# WHAT THE TASK ASKS:
Give the number of lines in the records below that include "Firefox", and nothing more.

[Dataset excerpt]
## START
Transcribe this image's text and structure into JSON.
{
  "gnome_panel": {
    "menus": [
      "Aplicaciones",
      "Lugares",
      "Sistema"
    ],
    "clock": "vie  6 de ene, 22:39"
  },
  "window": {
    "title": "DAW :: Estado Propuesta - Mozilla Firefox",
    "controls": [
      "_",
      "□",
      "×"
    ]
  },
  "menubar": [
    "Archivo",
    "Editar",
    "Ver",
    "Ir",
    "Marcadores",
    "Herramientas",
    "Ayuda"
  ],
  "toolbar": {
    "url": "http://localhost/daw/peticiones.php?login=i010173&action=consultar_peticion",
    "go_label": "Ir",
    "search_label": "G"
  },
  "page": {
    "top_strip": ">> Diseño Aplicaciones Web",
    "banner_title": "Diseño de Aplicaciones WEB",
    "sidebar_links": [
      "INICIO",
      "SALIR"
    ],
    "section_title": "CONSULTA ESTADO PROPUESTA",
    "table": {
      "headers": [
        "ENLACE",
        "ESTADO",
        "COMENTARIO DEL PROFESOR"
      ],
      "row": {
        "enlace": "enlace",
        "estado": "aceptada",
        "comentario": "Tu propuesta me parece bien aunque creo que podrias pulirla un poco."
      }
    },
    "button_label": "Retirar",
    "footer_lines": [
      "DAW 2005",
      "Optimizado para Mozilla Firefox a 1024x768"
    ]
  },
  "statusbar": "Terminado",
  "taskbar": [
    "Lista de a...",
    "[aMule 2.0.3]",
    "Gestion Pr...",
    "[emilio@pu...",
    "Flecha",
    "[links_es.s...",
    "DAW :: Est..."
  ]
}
## END
# EXERCISE RESPONSE:
2